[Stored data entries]

— Start —

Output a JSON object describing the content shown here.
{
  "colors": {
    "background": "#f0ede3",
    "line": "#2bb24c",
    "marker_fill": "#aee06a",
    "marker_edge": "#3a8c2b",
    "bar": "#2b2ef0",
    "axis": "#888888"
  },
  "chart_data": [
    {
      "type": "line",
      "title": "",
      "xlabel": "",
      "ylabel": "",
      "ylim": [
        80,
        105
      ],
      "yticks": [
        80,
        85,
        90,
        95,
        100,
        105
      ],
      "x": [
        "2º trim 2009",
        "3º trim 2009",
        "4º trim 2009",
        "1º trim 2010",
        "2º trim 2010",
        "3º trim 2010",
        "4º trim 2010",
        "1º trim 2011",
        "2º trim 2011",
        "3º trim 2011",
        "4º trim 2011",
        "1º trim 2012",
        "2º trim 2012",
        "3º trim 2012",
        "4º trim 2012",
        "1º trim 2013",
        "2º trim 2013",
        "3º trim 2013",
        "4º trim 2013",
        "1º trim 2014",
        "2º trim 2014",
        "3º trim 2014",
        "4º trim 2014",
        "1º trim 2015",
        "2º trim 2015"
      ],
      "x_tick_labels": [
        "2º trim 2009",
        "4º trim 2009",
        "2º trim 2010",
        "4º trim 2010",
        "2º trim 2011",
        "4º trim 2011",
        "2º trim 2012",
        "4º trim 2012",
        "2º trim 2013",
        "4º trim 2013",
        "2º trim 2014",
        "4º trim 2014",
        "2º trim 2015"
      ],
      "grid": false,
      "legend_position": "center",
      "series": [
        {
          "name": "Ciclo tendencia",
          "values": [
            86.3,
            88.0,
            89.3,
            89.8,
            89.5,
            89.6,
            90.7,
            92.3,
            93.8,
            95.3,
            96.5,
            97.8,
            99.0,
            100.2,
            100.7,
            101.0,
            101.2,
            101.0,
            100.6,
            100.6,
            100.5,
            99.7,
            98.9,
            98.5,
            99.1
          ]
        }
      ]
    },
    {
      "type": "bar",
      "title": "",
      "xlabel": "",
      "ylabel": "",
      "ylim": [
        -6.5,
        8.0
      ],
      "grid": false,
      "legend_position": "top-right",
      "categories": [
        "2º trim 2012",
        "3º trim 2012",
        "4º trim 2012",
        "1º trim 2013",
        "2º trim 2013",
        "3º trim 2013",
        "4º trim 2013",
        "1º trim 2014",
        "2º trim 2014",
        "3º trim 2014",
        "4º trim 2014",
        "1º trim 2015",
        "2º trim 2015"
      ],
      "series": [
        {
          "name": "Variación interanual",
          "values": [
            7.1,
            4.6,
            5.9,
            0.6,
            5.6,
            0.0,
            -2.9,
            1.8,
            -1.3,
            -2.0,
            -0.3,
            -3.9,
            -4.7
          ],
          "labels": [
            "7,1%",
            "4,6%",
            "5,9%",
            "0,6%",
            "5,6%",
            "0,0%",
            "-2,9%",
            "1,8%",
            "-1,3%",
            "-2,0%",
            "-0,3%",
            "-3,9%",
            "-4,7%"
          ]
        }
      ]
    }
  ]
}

— End —

- _What is required_:
Transcribe the whole listing with nothing added or left out.

- _Correct output_:
Output a JSON object describing the content shown here.
{
  "colors": {
    "background": "#f0ede3",
    "line": "#2bb24c",
    "marker_fill": "#aee06a",
    "marker_edge": "#3a8c2b",
    "bar": "#2b2ef0",
    "axis": "#888888"
  },
  "chart_data": [
    {
      "type": "line",
      "title": "",
      "xlabel": "",
      "ylabel": "",
      "ylim": [
        80,
        105
      ],
      "yticks": [
        80,
        85,
        90,
        95,
        100,
        105
      ],
      "x": [
        "2º trim 2009",
        "3º trim 2009",
        "4º trim 2009",
        "1º trim 2010",
        "2º trim 2010",
        "3º trim 2010",
        "4º trim 2010",
        "1º trim 2011",
        "2º trim 2011",
        "3º trim 2011",
        "4º trim 2011",
        "1º trim 2012",
        "2º trim 2012",
        "3º trim 2012",
        "4º trim 2012",
        "1º trim 2013",
        "2º trim 2013",
        "3º trim 2013",
        "4º trim 2013",
        "1º trim 2014",
        "2º trim 2014",
        "3º trim 2014",
        "4º trim 2014",
        "1º trim 2015",
        "2º trim 2015"
      ],
      "x_tick_labels": [
        "2º trim 2009",
        "4º trim 2009",
        "2º trim 2010",
        "4º trim 2010",
        "2º trim 2011",
        "4º trim 2011",
        "2º trim 2012",
        "4º trim 2012",
        "2º trim 2013",
        "4º trim 2013",
        "2º trim 2014",
        "4º trim 2014",
        "2º trim 2015"
      ],
      "grid": false,
      "legend_position": "center",
      "series": [
        {
          "name": "Ciclo tendencia",
          "values": [
            86.3,
            88.0,
            89.3,
            89.8,
            89.5,
            89.6,
            90.7,
            92.3,
            93.8,
            95.3,
            96.5,
            97.8,
            99.0,
            100.2,
            100.7,
            101.0,
            101.2,
            101.0,
            100.6,
            100.6,
            100.5,
            99.7,
            98.9,
            98.5,
            99.1
          ]
        }
      ]
    },
    {
      "type": "bar",
      "title": "",
      "xlabel": "",
      "ylabel": "",
      "ylim": [
        -6.5,
        8.0
      ],
      "grid": false,
      "legend_position": "top-right",
      "categories": [
        "2º trim 2012",
        "3º trim 2012",
        "4º trim 2012",
        "1º trim 2013",
        "2º trim 2013",
        "3º trim 2013",
        "4º trim 2013",
        "1º trim 2014",
        "2º trim 2014",
        "3º trim 2014",
        "4º trim 2014",
        "1º trim 2015",
        "2º trim 2015"
      ],
      "series": [
        {
          "name": "Variación interanual",
          "values": [
            7.1,
            4.6,
            5.9,
            0.6,
            5.6,
            0.0,
            -2.9,
            1.8,
            -1.3,
            -2.0,
            -0.3,
            -3.9,
            -4.7
          ],
          "labels": [
            "7,1%",
            "4,6%",
            "5,9%",
            "0,6%",
            "5,6%",
            "0,0%",
            "-2,9%",
            "1,8%",
            "-1,3%",
            "-2,0%",
            "-0,3%",
            "-3,9%",
            "-4,7%"
          ]
        }
      ]
    }
  ]
}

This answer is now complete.